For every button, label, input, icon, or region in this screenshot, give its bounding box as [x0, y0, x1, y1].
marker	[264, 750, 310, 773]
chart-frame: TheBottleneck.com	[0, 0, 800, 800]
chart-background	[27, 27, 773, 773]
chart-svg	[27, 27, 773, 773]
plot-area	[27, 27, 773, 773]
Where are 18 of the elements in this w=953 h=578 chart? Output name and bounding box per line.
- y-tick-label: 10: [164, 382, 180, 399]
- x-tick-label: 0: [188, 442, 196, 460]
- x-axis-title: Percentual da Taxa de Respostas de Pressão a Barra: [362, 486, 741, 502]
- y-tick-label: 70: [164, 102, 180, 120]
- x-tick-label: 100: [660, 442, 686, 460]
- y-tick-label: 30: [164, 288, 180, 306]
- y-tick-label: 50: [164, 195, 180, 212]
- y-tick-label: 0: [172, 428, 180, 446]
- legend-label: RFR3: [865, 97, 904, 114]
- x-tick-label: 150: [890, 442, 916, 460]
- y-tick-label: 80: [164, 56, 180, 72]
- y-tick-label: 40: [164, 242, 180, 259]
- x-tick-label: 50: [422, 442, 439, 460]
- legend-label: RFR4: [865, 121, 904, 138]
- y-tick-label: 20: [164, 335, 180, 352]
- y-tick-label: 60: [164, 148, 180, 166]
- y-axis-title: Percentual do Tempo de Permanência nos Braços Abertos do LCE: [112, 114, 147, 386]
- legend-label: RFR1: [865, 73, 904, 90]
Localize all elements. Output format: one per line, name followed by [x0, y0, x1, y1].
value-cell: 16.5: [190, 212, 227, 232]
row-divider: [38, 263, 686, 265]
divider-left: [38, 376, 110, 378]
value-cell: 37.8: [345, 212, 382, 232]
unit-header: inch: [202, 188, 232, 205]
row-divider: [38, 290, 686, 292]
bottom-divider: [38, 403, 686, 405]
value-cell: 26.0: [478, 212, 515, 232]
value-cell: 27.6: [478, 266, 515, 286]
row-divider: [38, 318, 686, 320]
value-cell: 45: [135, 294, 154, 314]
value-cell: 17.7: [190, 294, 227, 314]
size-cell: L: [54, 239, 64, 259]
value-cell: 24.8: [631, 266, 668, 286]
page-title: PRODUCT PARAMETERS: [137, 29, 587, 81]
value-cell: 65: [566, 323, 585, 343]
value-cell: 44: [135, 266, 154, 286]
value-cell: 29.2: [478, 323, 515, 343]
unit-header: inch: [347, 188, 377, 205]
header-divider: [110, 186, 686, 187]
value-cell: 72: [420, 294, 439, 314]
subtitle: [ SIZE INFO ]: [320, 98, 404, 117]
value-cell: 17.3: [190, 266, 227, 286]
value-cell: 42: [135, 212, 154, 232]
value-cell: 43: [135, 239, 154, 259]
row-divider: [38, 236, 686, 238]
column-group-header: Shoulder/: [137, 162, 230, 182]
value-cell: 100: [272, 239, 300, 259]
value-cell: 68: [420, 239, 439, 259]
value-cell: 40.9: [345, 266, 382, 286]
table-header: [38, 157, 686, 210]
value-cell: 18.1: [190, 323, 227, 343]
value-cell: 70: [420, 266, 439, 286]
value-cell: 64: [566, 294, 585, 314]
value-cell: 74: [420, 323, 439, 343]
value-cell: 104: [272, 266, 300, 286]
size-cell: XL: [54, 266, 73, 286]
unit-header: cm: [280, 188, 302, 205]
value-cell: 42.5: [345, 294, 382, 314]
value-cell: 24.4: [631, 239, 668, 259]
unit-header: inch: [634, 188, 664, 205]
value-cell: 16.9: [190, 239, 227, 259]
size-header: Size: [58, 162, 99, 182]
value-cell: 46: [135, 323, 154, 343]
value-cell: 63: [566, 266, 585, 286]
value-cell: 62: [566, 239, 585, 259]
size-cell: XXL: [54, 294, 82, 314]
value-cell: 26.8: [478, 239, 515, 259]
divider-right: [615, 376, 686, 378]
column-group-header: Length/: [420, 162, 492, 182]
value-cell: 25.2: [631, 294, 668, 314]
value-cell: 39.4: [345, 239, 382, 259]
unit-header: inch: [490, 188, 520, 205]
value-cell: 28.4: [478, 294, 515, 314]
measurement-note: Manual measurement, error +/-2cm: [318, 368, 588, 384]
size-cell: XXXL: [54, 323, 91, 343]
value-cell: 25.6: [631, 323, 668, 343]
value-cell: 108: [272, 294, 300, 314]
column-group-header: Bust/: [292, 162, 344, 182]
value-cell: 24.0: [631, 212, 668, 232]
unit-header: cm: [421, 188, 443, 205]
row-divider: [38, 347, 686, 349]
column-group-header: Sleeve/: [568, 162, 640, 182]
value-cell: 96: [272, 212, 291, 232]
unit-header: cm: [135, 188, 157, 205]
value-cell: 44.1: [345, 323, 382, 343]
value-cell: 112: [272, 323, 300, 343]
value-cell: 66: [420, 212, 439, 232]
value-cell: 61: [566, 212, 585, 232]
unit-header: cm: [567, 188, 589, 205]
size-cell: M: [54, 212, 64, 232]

#####

- YOUR OBJECTIVE
Present every line of the material above as a numbered list, omitting any blank lines.

- EXERCISE OUTPUT
1. For every button, label, input, icon, or region in this screenshot, give its bounding box as [x0, y0, x1, y1].
2. marker	[264, 750, 310, 773]
3. chart-frame: TheBottleneck.com	[0, 0, 800, 800]
4. chart-background	[27, 27, 773, 773]
5. chart-svg	[27, 27, 773, 773]
6. plot-area	[27, 27, 773, 773]
7. Where are 18 of the elements in this w=953 h=578 chart? Output name and bounding box per line.
8. - y-tick-label: 10: [164, 382, 180, 399]
9. - x-tick-label: 0: [188, 442, 196, 460]
10. - x-axis-title: Percentual da Taxa de Respostas de Pressão a Barra: [362, 486, 741, 502]
11. - y-tick-label: 70: [164, 102, 180, 120]
12. - x-tick-label: 100: [660, 442, 686, 460]
13. - y-tick-label: 30: [164, 288, 180, 306]
14. - y-tick-label: 50: [164, 195, 180, 212]
15. - y-tick-label: 0: [172, 428, 180, 446]
16. - legend-label: RFR3: [865, 97, 904, 114]
17. - x-tick-label: 150: [890, 442, 916, 460]
18. - y-tick-label: 80: [164, 56, 180, 72]
19. - y-tick-label: 40: [164, 242, 180, 259]
20. - x-tick-label: 50: [422, 442, 439, 460]
21. - legend-label: RFR4: [865, 121, 904, 138]
22. - y-tick-label: 20: [164, 335, 180, 352]
23. - y-tick-label: 60: [164, 148, 180, 166]
24. - y-axis-title: Percentual do Tempo de Permanência nos Braços Abertos do LCE: [112, 114, 147, 386]
25. - legend-label: RFR1: [865, 73, 904, 90]
26. Localize all elements. Output format: one per line, name followed by [x0, y0, x1, y1].
27. value-cell: 16.5: [190, 212, 227, 232]
28. row-divider: [38, 263, 686, 265]
29. divider-left: [38, 376, 110, 378]
30. value-cell: 37.8: [345, 212, 382, 232]
31. unit-header: inch: [202, 188, 232, 205]
32. row-divider: [38, 290, 686, 292]
33. bottom-divider: [38, 403, 686, 405]
34. value-cell: 26.0: [478, 212, 515, 232]
35. value-cell: 27.6: [478, 266, 515, 286]
36. row-divider: [38, 318, 686, 320]
37. value-cell: 45: [135, 294, 154, 314]
38. value-cell: 17.7: [190, 294, 227, 314]
39. size-cell: L: [54, 239, 64, 259]
40. value-cell: 24.8: [631, 266, 668, 286]
41. page-title: PRODUCT PARAMETERS: [137, 29, 587, 81]
42. value-cell: 65: [566, 323, 585, 343]
43. value-cell: 44: [135, 266, 154, 286]
44. value-cell: 29.2: [478, 323, 515, 343]
45. unit-header: inch: [347, 188, 377, 205]
46. header-divider: [110, 186, 686, 187]
47. value-cell: 72: [420, 294, 439, 314]
48. subtitle: [ SIZE INFO ]: [320, 98, 404, 117]
49. value-cell: 17.3: [190, 266, 227, 286]
50. value-cell: 42: [135, 212, 154, 232]
51. value-cell: 43: [135, 239, 154, 259]
52. row-divider: [38, 236, 686, 238]
53. column-group-header: Shoulder/: [137, 162, 230, 182]
54. value-cell: 100: [272, 239, 300, 259]
55. value-cell: 68: [420, 239, 439, 259]
56. value-cell: 40.9: [345, 266, 382, 286]
57. table-header: [38, 157, 686, 210]
58. value-cell: 18.1: [190, 323, 227, 343]
59. value-cell: 70: [420, 266, 439, 286]
60. value-cell: 64: [566, 294, 585, 314]
61. value-cell: 74: [420, 323, 439, 343]
62. value-cell: 104: [272, 266, 300, 286]
63. size-cell: XL: [54, 266, 73, 286]
64. unit-header: cm: [280, 188, 302, 205]
65. value-cell: 42.5: [345, 294, 382, 314]
66. value-cell: 24.4: [631, 239, 668, 259]
67. unit-header: inch: [634, 188, 664, 205]
68. value-cell: 16.9: [190, 239, 227, 259]
69. size-header: Size: [58, 162, 99, 182]
70. value-cell: 46: [135, 323, 154, 343]
71. value-cell: 63: [566, 266, 585, 286]
72. value-cell: 62: [566, 239, 585, 259]
73. size-cell: XXL: [54, 294, 82, 314]
74. value-cell: 26.8: [478, 239, 515, 259]
75. divider-right: [615, 376, 686, 378]
76. column-group-header: Length/: [420, 162, 492, 182]
77. value-cell: 25.2: [631, 294, 668, 314]
78. value-cell: 39.4: [345, 239, 382, 259]
79. unit-header: inch: [490, 188, 520, 205]
80. value-cell: 28.4: [478, 294, 515, 314]
81. measurement-note: Manual measurement, error +/-2cm: [318, 368, 588, 384]
82. size-cell: XXXL: [54, 323, 91, 343]
83. value-cell: 25.6: [631, 323, 668, 343]
84. value-cell: 108: [272, 294, 300, 314]
85. column-group-header: Bust/: [292, 162, 344, 182]
86. value-cell: 24.0: [631, 212, 668, 232]
87. unit-header: cm: [421, 188, 443, 205]
88. row-divider: [38, 347, 686, 349]
89. column-group-header: Sleeve/: [568, 162, 640, 182]
90. value-cell: 96: [272, 212, 291, 232]
91. unit-header: cm: [135, 188, 157, 205]
92. value-cell: 44.1: [345, 323, 382, 343]
93. value-cell: 112: [272, 323, 300, 343]
94. value-cell: 66: [420, 212, 439, 232]
95. value-cell: 61: [566, 212, 585, 232]
96. unit-header: cm: [567, 188, 589, 205]
97. size-cell: M: [54, 212, 64, 232]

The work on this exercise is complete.